> [Exercise aim] From the commentary on political euphemisms, copy out word for word the passage that begins at the words "Two -- no, make" and stops after the words "not initiate it.".
Passage to read START
Two -- no, make that three -- of my Facebook friends passed along this meme today. One commented, "I greatly prefer precision in the words I and others use. These terms are quite precise." Well, no, they aren't: the preferred ones are just as imprecise and ideologically loaded as the ones they're nominated to replace. A couple are clearly meant as snark, but snark is okay for liberals, just not for the Right or especially -- Barack forbid! -- the Left.
Orwell himself was wrong about a lot of things: the innate superiority of "everyday" English, for example. But mostly his is a holy name, invoked to discourage discussion, not initiate it.
Everyone has their favored euphemisms. There's nothing really wrong with "entitlements." "Taxpayers' investment" is every bit as Newspeak as "government spending." "Unelected legislators" is cute, but if taken seriously it's also Newspeak. I think we should stick with "corporate lobbyists," because everyone knows what it means. I'd expect it would be lobbyists who'd lobby for a new term that would be unfamiliar, and would allow them to pretend they're not lobbyists.
Passage to read END
Data excerpts START
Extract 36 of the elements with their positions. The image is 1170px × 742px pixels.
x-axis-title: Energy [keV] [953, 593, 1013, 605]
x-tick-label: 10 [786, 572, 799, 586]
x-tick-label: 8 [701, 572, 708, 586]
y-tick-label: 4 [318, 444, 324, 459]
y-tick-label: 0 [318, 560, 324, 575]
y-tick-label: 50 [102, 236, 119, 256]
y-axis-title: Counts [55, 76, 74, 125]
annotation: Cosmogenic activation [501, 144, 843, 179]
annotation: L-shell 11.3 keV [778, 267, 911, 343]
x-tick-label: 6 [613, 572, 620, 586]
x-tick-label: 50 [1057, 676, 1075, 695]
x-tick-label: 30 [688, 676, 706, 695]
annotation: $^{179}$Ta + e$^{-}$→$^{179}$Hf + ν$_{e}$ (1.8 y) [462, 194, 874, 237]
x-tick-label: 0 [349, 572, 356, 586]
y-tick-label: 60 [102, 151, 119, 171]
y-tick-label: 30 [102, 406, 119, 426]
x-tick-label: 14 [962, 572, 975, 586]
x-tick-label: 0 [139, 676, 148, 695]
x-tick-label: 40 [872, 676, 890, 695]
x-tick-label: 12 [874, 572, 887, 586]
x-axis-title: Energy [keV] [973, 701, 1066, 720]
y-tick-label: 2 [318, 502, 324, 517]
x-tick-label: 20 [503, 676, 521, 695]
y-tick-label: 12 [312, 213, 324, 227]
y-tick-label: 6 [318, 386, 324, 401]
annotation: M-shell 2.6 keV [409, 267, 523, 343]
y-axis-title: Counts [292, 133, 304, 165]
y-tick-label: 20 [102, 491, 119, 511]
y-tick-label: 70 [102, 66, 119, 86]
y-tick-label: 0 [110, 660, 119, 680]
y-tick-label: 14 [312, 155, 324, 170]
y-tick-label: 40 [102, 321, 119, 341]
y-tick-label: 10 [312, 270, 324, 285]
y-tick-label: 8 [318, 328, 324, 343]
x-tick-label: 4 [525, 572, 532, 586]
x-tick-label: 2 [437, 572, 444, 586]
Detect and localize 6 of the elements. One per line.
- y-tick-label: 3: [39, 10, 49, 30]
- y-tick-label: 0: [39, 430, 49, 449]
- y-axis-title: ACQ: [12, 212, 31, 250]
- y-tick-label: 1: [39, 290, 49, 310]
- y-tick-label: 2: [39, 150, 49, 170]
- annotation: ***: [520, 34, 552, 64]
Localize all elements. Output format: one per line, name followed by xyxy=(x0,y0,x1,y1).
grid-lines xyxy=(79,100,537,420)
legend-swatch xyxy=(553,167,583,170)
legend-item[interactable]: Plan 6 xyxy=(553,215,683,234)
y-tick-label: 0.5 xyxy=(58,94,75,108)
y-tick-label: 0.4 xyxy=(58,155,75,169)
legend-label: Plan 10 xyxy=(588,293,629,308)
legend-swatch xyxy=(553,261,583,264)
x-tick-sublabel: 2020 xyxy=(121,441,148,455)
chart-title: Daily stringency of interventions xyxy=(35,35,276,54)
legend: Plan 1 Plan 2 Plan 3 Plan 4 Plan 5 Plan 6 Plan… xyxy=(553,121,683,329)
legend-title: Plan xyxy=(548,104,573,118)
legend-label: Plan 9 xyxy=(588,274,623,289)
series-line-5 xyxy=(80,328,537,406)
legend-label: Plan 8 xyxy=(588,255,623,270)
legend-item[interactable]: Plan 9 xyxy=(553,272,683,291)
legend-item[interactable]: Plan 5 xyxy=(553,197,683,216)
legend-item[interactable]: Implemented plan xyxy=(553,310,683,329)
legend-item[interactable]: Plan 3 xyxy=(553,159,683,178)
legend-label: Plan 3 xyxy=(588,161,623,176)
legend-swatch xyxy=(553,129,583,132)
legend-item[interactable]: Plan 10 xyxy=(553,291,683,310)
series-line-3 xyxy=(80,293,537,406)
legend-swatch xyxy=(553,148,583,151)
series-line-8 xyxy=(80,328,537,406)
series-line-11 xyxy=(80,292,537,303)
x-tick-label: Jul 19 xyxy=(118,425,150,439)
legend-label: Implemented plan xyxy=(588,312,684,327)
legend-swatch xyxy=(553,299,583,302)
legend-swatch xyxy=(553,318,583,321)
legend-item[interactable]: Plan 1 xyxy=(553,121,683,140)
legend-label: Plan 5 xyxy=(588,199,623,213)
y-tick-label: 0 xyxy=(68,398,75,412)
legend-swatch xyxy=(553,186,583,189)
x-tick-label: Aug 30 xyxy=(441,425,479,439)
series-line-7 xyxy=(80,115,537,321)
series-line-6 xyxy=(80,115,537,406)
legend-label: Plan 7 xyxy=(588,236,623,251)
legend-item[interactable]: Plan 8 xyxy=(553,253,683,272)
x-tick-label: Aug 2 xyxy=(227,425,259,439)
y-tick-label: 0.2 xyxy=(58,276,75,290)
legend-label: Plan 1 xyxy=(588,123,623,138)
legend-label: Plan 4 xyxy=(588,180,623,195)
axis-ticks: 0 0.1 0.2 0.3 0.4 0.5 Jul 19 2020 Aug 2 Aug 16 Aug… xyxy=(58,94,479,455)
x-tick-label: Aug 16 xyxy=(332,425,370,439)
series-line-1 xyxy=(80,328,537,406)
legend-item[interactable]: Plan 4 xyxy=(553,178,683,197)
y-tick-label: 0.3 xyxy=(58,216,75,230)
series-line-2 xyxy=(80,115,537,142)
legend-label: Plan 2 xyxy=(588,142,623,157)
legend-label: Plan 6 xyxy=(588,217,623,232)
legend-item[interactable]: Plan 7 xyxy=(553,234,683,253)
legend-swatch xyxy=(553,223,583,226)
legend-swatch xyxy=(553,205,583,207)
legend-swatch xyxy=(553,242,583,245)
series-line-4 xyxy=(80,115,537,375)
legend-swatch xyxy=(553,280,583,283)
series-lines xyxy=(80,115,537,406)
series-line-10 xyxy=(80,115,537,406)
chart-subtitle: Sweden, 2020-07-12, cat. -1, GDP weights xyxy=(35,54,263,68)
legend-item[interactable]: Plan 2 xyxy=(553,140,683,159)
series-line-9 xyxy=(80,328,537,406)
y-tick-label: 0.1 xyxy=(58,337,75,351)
Data excerpts END
> [Task answer]
Two -- no, make that three -- of my Facebook friends passed along this meme today. One commented, "I greatly prefer precision in the words I and others use. These terms are quite precise." Well, no, they aren't: the preferred ones are just as imprecise and ideologically loaded as the ones they're nominated to replace. A couple are clearly meant as snark, but snark is okay for liberals, just not for the Right or especially -- Barack forbid! -- the Left.
Orwell himself was wrong about a lot of things: the innate superiority of "everyday" English, for example. But mostly his is a holy name, invoked to discourage discussion, not initiate it.